> [WHAT YOU NEED TO DO]:
Transcribe each entry below exactly. Pictures do not go in the copy.

> [DATA FOR THIS TASK]:
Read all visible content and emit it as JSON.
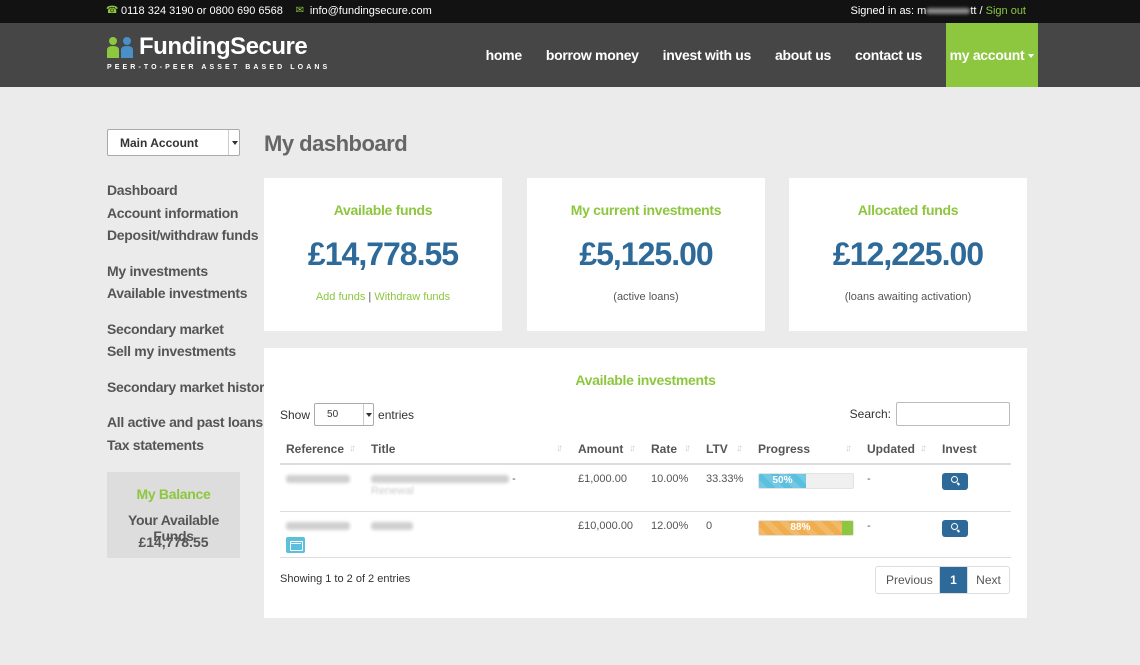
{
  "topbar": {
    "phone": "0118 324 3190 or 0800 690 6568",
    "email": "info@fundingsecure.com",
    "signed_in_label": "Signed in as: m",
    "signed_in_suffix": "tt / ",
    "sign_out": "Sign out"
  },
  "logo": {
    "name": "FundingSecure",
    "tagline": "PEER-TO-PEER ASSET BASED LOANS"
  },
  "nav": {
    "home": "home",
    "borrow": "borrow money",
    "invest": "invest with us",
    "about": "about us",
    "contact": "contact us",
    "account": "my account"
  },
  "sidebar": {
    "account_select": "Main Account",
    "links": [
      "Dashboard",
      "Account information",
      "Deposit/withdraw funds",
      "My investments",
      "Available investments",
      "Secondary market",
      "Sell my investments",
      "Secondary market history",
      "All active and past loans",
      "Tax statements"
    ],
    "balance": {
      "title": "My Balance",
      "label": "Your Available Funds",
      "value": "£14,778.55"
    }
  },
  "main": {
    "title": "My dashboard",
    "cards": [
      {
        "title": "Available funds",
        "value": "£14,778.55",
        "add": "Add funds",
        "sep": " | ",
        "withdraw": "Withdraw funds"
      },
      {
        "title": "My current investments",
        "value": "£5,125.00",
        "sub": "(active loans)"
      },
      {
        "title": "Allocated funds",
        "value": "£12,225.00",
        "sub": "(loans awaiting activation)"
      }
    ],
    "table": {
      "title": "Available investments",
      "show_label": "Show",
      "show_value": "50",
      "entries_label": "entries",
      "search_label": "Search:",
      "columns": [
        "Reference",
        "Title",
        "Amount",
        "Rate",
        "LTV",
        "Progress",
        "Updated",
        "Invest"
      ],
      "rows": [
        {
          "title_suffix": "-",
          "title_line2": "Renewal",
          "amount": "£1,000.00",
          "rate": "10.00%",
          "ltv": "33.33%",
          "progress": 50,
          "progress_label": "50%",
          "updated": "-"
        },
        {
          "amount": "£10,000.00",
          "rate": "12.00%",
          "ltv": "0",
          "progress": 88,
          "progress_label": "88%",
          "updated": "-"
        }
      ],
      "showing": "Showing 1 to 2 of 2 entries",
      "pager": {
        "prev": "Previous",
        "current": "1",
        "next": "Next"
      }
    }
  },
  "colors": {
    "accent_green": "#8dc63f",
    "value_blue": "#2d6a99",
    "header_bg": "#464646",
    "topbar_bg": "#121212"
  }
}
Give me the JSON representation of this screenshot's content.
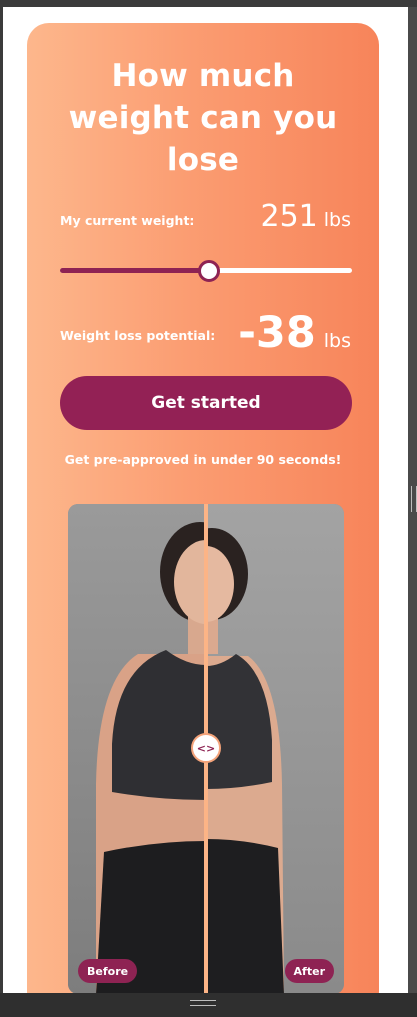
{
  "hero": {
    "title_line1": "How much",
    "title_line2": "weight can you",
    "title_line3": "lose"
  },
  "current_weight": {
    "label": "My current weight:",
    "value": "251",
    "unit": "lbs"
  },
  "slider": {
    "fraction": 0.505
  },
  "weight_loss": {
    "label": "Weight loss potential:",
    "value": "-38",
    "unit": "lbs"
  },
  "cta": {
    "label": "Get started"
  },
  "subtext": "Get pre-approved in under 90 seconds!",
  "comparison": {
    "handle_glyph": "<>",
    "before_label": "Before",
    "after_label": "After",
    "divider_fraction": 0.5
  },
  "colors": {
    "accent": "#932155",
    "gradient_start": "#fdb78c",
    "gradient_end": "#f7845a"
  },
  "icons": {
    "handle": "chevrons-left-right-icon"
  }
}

> [RESPONSE TO THIS TASK]:
Read all visible content and emit it as JSON.
{
  "topbar": {
    "phone": "0118 324 3190 or 0800 690 6568",
    "email": "info@fundingsecure.com",
    "signed_in_label": "Signed in as: m",
    "signed_in_suffix": "tt / ",
    "sign_out": "Sign out"
  },
  "logo": {
    "name": "FundingSecure",
    "tagline": "PEER-TO-PEER ASSET BASED LOANS"
  },
  "nav": {
    "home": "home",
    "borrow": "borrow money",
    "invest": "invest with us",
    "about": "about us",
    "contact": "contact us",
    "account": "my account"
  },
  "sidebar": {
    "account_select": "Main Account",
    "links": [
      "Dashboard",
      "Account information",
      "Deposit/withdraw funds",
      "My investments",
      "Available investments",
      "Secondary market",
      "Sell my investments",
      "Secondary market history",
      "All active and past loans",
      "Tax statements"
    ],
    "balance": {
      "title": "My Balance",
      "label": "Your Available Funds",
      "value": "£14,778.55"
    }
  },
  "main": {
    "title": "My dashboard",
    "cards": [
      {
        "title": "Available funds",
        "value": "£14,778.55",
        "add": "Add funds",
        "sep": " | ",
        "withdraw": "Withdraw funds"
      },
      {
        "title": "My current investments",
        "value": "£5,125.00",
        "sub": "(active loans)"
      },
      {
        "title": "Allocated funds",
        "value": "£12,225.00",
        "sub": "(loans awaiting activation)"
      }
    ],
    "table": {
      "title": "Available investments",
      "show_label": "Show",
      "show_value": "50",
      "entries_label": "entries",
      "search_label": "Search:",
      "columns": [
        "Reference",
        "Title",
        "Amount",
        "Rate",
        "LTV",
        "Progress",
        "Updated",
        "Invest"
      ],
      "rows": [
        {
          "title_suffix": "-",
          "title_line2": "Renewal",
          "amount": "£1,000.00",
          "rate": "10.00%",
          "ltv": "33.33%",
          "progress": 50,
          "progress_label": "50%",
          "updated": "-"
        },
        {
          "amount": "£10,000.00",
          "rate": "12.00%",
          "ltv": "0",
          "progress": 88,
          "progress_label": "88%",
          "updated": "-"
        }
      ],
      "showing": "Showing 1 to 2 of 2 entries",
      "pager": {
        "prev": "Previous",
        "current": "1",
        "next": "Next"
      }
    }
  },
  "colors": {
    "accent_green": "#8dc63f",
    "value_blue": "#2d6a99",
    "header_bg": "#464646",
    "topbar_bg": "#121212"
  }
}
Give me the JSON representation of this screenshot's content.
{
  "hero": {
    "title_line1": "How much",
    "title_line2": "weight can you",
    "title_line3": "lose"
  },
  "current_weight": {
    "label": "My current weight:",
    "value": "251",
    "unit": "lbs"
  },
  "slider": {
    "fraction": 0.505
  },
  "weight_loss": {
    "label": "Weight loss potential:",
    "value": "-38",
    "unit": "lbs"
  },
  "cta": {
    "label": "Get started"
  },
  "subtext": "Get pre-approved in under 90 seconds!",
  "comparison": {
    "handle_glyph": "<>",
    "before_label": "Before",
    "after_label": "After",
    "divider_fraction": 0.5
  },
  "colors": {
    "accent": "#932155",
    "gradient_start": "#fdb78c",
    "gradient_end": "#f7845a"
  },
  "icons": {
    "handle": "chevrons-left-right-icon"
  }
}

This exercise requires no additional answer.